_REQUIRED TASK_
Will you give every entry again exactly as it stands?

_MATERIALS PROVIDED_
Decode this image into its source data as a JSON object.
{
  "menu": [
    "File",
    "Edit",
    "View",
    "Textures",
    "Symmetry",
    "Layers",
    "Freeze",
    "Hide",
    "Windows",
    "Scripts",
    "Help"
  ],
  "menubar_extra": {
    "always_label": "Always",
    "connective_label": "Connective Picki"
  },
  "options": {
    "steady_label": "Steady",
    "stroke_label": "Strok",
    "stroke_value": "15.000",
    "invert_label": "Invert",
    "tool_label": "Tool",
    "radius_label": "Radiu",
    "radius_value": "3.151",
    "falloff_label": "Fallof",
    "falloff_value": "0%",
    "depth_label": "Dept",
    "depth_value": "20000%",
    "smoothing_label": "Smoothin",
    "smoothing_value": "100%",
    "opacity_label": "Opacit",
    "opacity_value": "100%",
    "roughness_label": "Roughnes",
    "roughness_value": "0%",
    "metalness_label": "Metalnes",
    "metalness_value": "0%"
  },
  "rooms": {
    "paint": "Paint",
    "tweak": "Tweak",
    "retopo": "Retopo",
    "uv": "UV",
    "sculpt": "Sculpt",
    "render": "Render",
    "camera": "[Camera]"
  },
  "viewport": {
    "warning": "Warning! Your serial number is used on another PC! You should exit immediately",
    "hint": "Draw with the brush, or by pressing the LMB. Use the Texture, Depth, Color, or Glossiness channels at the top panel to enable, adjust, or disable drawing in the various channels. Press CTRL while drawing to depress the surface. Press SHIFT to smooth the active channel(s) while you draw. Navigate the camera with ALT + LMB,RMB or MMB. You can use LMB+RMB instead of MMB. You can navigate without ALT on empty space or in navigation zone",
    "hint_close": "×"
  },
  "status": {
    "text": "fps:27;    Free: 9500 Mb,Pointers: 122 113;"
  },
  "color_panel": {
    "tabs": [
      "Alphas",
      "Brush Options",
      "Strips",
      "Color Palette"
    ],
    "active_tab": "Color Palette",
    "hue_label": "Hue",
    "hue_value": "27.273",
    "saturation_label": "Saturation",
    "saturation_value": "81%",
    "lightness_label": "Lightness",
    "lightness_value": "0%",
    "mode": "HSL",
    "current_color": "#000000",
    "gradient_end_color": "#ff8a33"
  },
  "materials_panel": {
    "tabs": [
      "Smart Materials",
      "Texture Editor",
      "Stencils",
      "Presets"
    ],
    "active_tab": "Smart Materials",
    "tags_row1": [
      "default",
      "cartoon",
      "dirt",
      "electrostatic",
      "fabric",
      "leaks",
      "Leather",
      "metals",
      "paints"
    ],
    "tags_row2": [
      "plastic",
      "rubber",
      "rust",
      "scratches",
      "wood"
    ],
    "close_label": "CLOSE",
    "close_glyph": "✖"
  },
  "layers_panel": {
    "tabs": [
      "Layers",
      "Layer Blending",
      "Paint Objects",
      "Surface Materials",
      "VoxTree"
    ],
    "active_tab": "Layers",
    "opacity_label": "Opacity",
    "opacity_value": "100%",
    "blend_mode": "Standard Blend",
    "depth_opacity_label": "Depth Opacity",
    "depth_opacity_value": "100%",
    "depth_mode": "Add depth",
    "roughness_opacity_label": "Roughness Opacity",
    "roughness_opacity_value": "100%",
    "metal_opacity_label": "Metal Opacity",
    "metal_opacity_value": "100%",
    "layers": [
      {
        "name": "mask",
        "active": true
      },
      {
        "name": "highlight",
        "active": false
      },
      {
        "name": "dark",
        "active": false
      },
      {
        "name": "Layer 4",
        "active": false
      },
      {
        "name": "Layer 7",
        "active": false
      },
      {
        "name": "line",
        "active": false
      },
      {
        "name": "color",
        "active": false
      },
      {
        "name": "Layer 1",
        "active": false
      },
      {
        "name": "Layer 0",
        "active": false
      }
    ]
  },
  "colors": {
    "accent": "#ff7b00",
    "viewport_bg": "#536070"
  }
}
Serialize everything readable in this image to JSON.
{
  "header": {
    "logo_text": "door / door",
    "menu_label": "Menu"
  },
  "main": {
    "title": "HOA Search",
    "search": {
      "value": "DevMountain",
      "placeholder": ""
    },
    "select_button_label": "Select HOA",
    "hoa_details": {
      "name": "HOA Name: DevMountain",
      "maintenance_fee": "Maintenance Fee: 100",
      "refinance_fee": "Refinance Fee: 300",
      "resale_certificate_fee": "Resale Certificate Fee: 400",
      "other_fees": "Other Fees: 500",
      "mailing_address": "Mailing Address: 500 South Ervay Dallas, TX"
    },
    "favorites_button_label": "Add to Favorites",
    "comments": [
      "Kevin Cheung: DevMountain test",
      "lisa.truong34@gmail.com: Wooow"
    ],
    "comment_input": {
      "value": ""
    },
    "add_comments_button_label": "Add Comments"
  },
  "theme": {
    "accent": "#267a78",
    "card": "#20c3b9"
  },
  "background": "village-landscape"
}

_SOLUTION_
Decode this image into its source data as a JSON object.
{
  "menu": [
    "File",
    "Edit",
    "View",
    "Textures",
    "Symmetry",
    "Layers",
    "Freeze",
    "Hide",
    "Windows",
    "Scripts",
    "Help"
  ],
  "menubar_extra": {
    "always_label": "Always",
    "connective_label": "Connective Picki"
  },
  "options": {
    "steady_label": "Steady",
    "stroke_label": "Strok",
    "stroke_value": "15.000",
    "invert_label": "Invert",
    "tool_label": "Tool",
    "radius_label": "Radiu",
    "radius_value": "3.151",
    "falloff_label": "Fallof",
    "falloff_value": "0%",
    "depth_label": "Dept",
    "depth_value": "20000%",
    "smoothing_label": "Smoothin",
    "smoothing_value": "100%",
    "opacity_label": "Opacit",
    "opacity_value": "100%",
    "roughness_label": "Roughnes",
    "roughness_value": "0%",
    "metalness_label": "Metalnes",
    "metalness_value": "0%"
  },
  "rooms": {
    "paint": "Paint",
    "tweak": "Tweak",
    "retopo": "Retopo",
    "uv": "UV",
    "sculpt": "Sculpt",
    "render": "Render",
    "camera": "[Camera]"
  },
  "viewport": {
    "warning": "Warning! Your serial number is used on another PC! You should exit immediately",
    "hint": "Draw with the brush, or by pressing the LMB. Use the Texture, Depth, Color, or Glossiness channels at the top panel to enable, adjust, or disable drawing in the various channels. Press CTRL while drawing to depress the surface. Press SHIFT to smooth the active channel(s) while you draw. Navigate the camera with ALT + LMB,RMB or MMB. You can use LMB+RMB instead of MMB. You can navigate without ALT on empty space or in navigation zone",
    "hint_close": "×"
  },
  "status": {
    "text": "fps:27;    Free: 9500 Mb,Pointers: 122 113;"
  },
  "color_panel": {
    "tabs": [
      "Alphas",
      "Brush Options",
      "Strips",
      "Color Palette"
    ],
    "active_tab": "Color Palette",
    "hue_label": "Hue",
    "hue_value": "27.273",
    "saturation_label": "Saturation",
    "saturation_value": "81%",
    "lightness_label": "Lightness",
    "lightness_value": "0%",
    "mode": "HSL",
    "current_color": "#000000",
    "gradient_end_color": "#ff8a33"
  },
  "materials_panel": {
    "tabs": [
      "Smart Materials",
      "Texture Editor",
      "Stencils",
      "Presets"
    ],
    "active_tab": "Smart Materials",
    "tags_row1": [
      "default",
      "cartoon",
      "dirt",
      "electrostatic",
      "fabric",
      "leaks",
      "Leather",
      "metals",
      "paints"
    ],
    "tags_row2": [
      "plastic",
      "rubber",
      "rust",
      "scratches",
      "wood"
    ],
    "close_label": "CLOSE",
    "close_glyph": "✖"
  },
  "layers_panel": {
    "tabs": [
      "Layers",
      "Layer Blending",
      "Paint Objects",
      "Surface Materials",
      "VoxTree"
    ],
    "active_tab": "Layers",
    "opacity_label": "Opacity",
    "opacity_value": "100%",
    "blend_mode": "Standard Blend",
    "depth_opacity_label": "Depth Opacity",
    "depth_opacity_value": "100%",
    "depth_mode": "Add depth",
    "roughness_opacity_label": "Roughness Opacity",
    "roughness_opacity_value": "100%",
    "metal_opacity_label": "Metal Opacity",
    "metal_opacity_value": "100%",
    "layers": [
      {
        "name": "mask",
        "active": true
      },
      {
        "name": "highlight",
        "active": false
      },
      {
        "name": "dark",
        "active": false
      },
      {
        "name": "Layer 4",
        "active": false
      },
      {
        "name": "Layer 7",
        "active": false
      },
      {
        "name": "line",
        "active": false
      },
      {
        "name": "color",
        "active": false
      },
      {
        "name": "Layer 1",
        "active": false
      },
      {
        "name": "Layer 0",
        "active": false
      }
    ]
  },
  "colors": {
    "accent": "#ff7b00",
    "viewport_bg": "#536070"
  }
}
Serialize everything readable in this image to JSON.
{
  "header": {
    "logo_text": "door / door",
    "menu_label": "Menu"
  },
  "main": {
    "title": "HOA Search",
    "search": {
      "value": "DevMountain",
      "placeholder": ""
    },
    "select_button_label": "Select HOA",
    "hoa_details": {
      "name": "HOA Name: DevMountain",
      "maintenance_fee": "Maintenance Fee: 100",
      "refinance_fee": "Refinance Fee: 300",
      "resale_certificate_fee": "Resale Certificate Fee: 400",
      "other_fees": "Other Fees: 500",
      "mailing_address": "Mailing Address: 500 South Ervay Dallas, TX"
    },
    "favorites_button_label": "Add to Favorites",
    "comments": [
      "Kevin Cheung: DevMountain test",
      "lisa.truong34@gmail.com: Wooow"
    ],
    "comment_input": {
      "value": ""
    },
    "add_comments_button_label": "Add Comments"
  },
  "theme": {
    "accent": "#267a78",
    "card": "#20c3b9"
  },
  "background": "village-landscape"
}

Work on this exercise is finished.